▶ [Problem details]: Lines containing the word "hommes" should be extracted in full.
____ Records provided
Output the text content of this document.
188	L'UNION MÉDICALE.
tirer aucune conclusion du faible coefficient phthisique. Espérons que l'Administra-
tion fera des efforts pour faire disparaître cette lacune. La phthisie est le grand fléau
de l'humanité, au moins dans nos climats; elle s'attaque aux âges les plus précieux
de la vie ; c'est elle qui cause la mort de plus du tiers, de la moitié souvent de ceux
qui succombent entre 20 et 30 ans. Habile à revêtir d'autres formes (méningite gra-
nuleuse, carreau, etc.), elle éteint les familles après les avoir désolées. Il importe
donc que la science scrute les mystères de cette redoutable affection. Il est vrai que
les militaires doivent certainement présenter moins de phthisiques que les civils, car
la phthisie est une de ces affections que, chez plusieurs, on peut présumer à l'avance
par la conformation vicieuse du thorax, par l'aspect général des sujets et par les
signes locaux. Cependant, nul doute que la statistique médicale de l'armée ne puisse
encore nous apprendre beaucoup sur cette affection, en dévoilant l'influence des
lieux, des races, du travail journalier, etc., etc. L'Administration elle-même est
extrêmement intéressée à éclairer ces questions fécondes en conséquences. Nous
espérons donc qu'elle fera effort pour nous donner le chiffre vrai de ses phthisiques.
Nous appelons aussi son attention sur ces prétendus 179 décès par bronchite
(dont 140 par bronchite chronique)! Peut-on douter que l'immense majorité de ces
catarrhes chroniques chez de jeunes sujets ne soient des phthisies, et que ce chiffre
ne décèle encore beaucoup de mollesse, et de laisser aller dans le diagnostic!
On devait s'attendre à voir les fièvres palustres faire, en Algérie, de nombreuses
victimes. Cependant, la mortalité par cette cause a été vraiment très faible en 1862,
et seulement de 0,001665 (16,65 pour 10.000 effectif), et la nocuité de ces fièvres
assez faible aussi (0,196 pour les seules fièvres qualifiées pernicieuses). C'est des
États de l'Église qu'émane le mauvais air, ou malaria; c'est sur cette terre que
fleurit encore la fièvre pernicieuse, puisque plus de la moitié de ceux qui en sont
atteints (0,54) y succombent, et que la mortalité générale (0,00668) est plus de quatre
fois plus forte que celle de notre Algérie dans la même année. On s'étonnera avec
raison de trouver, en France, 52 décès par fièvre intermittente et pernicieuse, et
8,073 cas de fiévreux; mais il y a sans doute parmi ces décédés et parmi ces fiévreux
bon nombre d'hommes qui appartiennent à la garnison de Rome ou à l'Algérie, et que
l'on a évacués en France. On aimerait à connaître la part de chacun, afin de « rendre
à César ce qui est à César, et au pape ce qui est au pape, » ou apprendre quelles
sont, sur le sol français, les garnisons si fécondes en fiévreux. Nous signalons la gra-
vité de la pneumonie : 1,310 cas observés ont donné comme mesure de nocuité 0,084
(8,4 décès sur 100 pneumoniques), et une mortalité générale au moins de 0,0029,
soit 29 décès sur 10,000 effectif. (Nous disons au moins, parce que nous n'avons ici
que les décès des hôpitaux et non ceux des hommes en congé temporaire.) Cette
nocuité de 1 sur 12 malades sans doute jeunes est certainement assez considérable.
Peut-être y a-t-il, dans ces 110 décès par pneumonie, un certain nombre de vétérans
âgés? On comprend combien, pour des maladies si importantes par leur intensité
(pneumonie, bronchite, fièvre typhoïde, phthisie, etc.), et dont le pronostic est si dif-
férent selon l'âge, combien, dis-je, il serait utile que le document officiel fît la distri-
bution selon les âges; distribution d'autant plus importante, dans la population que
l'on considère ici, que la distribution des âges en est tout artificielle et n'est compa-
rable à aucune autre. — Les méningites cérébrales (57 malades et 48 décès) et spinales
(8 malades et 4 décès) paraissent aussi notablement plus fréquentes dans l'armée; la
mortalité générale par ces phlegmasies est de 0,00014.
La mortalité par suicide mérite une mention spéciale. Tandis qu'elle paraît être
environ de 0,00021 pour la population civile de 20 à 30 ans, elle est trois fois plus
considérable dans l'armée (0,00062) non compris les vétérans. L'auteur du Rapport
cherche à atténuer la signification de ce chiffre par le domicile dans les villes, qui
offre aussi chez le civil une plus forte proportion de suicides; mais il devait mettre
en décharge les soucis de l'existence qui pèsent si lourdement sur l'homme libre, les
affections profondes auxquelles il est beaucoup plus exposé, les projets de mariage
________
▶ [Expected output]:
bon nombre d'hommes qui appartiennent à la garnison de Rome ou à l'Algérie, et que
que les décès des hôpitaux et non ceux des hommes en congé temporaire.) Cette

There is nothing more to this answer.